━━ Records for this task

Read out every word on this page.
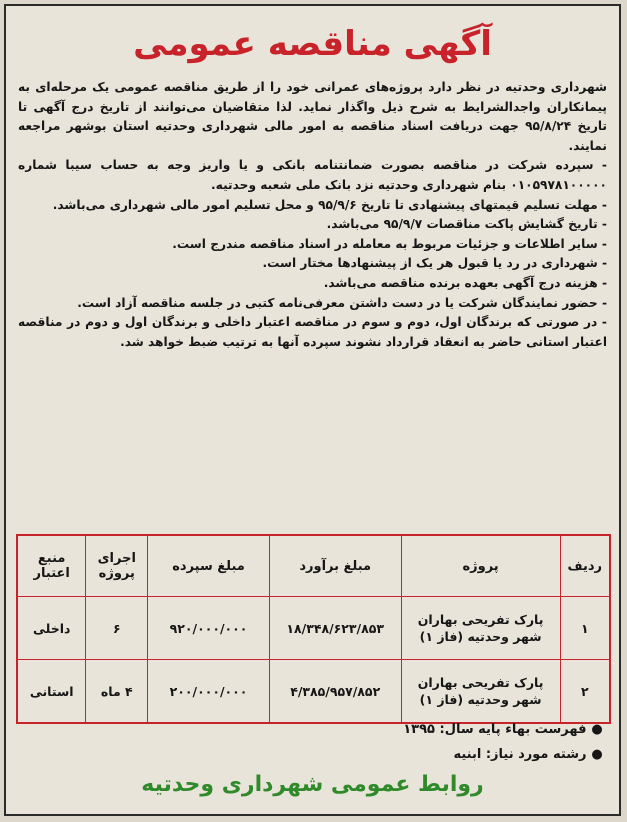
آگهی مناقصه عمومی

شهرداری وحدتیه در نظر دارد پروژه‌های عمرانی خود را از طریق مناقصه عمومی یک مرحله‌ای به پیمانکاران واجدالشرایط به شرح ذیل واگذار نماید. لذا متقاضیان می‌توانند از تاریخ درج آگهی تا تاریخ ۹۵/۸/۲۴ جهت دریافت اسناد مناقصه به امور مالی شهرداری وحدتیه استان بوشهر مراجعه نمایند.

- سپرده شرکت در مناقصه بصورت ضمانتنامه بانکی و یا واریز وجه به حساب سیبا شماره ۰۱۰۵۹۷۸۱۰۰۰۰۰ بنام شهرداری وحدتیه نزد بانک ملی شعبه وحدتیه.

- مهلت تسلیم قیمتهای پیشنهادی تا تاریخ ۹۵/۹/۶ و محل تسلیم امور مالی شهرداری می‌باشد.

- تاریخ گشایش پاکت مناقصات ۹۵/۹/۷ می‌باشد.

- سایر اطلاعات و جزئیات مربوط به معامله در اسناد مناقصه مندرج است.

- شهرداری در رد یا قبول هر یک از پیشنهادها مختار است.

- هزینه درج آگهی بعهده برنده مناقصه می‌باشد.

- حضور نمایندگان شرکت یا در دست داشتن معرفی‌نامه کتبی در جلسه مناقصه آزاد است.

- در صورتی که برندگان اول، دوم و سوم در مناقصه اعتبار داخلی و برندگان اول و دوم در مناقصه اعتبار استانی حاضر به انعقاد قرارداد نشوند سپرده آنها به ترتیب ضبط خواهد شد.

ردیف	پروژه	مبلغ برآورد	مبلغ سپرده	اجرای پروژه	منبع اعتبار
۱	پارک تفریحی بهاران شهر وحدتیه (فاز ۱)	۱۸/۳۴۸/۶۲۳/۸۵۳	۹۲۰/۰۰۰/۰۰۰	۶	داخلی
۲	پارک تفریحی بهاران شهر وحدتیه (فاز ۱)	۴/۳۸۵/۹۵۷/۸۵۲	۲۰۰/۰۰۰/۰۰۰	۴ ماه	استانی
● فهرست بهاء پایه سال: ۱۳۹۵
● رشته مورد نیاز: ابنیه
روابط عمومی شهرداری وحدتیه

━━━━

Exercise aim
Print all of the entries word for word. Omit the pictures they contain.

Exercise result
Read out every word on this page.
آگهی مناقصه عمومی

شهرداری وحدتیه در نظر دارد پروژه‌های عمرانی خود را از طریق مناقصه عمومی یک مرحله‌ای به پیمانکاران واجدالشرایط به شرح ذیل واگذار نماید. لذا متقاضیان می‌توانند از تاریخ درج آگهی تا تاریخ ۹۵/۸/۲۴ جهت دریافت اسناد مناقصه به امور مالی شهرداری وحدتیه استان بوشهر مراجعه نمایند.

- سپرده شرکت در مناقصه بصورت ضمانتنامه بانکی و یا واریز وجه به حساب سیبا شماره ۰۱۰۵۹۷۸۱۰۰۰۰۰ بنام شهرداری وحدتیه نزد بانک ملی شعبه وحدتیه.

- مهلت تسلیم قیمتهای پیشنهادی تا تاریخ ۹۵/۹/۶ و محل تسلیم امور مالی شهرداری می‌باشد.

- تاریخ گشایش پاکت مناقصات ۹۵/۹/۷ می‌باشد.

- سایر اطلاعات و جزئیات مربوط به معامله در اسناد مناقصه مندرج است.

- شهرداری در رد یا قبول هر یک از پیشنهادها مختار است.

- هزینه درج آگهی بعهده برنده مناقصه می‌باشد.

- حضور نمایندگان شرکت یا در دست داشتن معرفی‌نامه کتبی در جلسه مناقصه آزاد است.

- در صورتی که برندگان اول، دوم و سوم در مناقصه اعتبار داخلی و برندگان اول و دوم در مناقصه اعتبار استانی حاضر به انعقاد قرارداد نشوند سپرده آنها به ترتیب ضبط خواهد شد.

ردیف	پروژه	مبلغ برآورد	مبلغ سپرده	اجرای پروژه	منبع اعتبار
۱	پارک تفریحی بهاران شهر وحدتیه (فاز ۱)	۱۸/۳۴۸/۶۲۳/۸۵۳	۹۲۰/۰۰۰/۰۰۰	۶	داخلی
۲	پارک تفریحی بهاران شهر وحدتیه (فاز ۱)	۴/۳۸۵/۹۵۷/۸۵۲	۲۰۰/۰۰۰/۰۰۰	۴ ماه	استانی
● فهرست بهاء پایه سال: ۱۳۹۵
● رشته مورد نیاز: ابنیه
روابط عمومی شهرداری وحدتیه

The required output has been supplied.